[Start Dataset records]
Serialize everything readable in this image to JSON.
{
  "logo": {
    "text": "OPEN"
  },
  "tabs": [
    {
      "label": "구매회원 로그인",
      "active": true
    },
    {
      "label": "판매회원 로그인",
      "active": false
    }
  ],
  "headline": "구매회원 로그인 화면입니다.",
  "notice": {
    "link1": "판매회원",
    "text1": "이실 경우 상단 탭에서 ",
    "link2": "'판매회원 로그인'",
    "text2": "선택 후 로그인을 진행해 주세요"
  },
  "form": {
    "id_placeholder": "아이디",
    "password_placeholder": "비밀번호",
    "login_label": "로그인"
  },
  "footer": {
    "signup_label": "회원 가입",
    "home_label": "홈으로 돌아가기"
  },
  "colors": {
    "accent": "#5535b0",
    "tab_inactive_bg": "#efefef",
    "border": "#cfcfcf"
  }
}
[End Dataset records]
> **The task**: Write out the full set of records exactly as given.

> **Solution**:
Serialize everything readable in this image to JSON.
{
  "logo": {
    "text": "OPEN"
  },
  "tabs": [
    {
      "label": "구매회원 로그인",
      "active": true
    },
    {
      "label": "판매회원 로그인",
      "active": false
    }
  ],
  "headline": "구매회원 로그인 화면입니다.",
  "notice": {
    "link1": "판매회원",
    "text1": "이실 경우 상단 탭에서 ",
    "link2": "'판매회원 로그인'",
    "text2": "선택 후 로그인을 진행해 주세요"
  },
  "form": {
    "id_placeholder": "아이디",
    "password_placeholder": "비밀번호",
    "login_label": "로그인"
  },
  "footer": {
    "signup_label": "회원 가입",
    "home_label": "홈으로 돌아가기"
  },
  "colors": {
    "accent": "#5535b0",
    "tab_inactive_bg": "#efefef",
    "border": "#cfcfcf"
  }
}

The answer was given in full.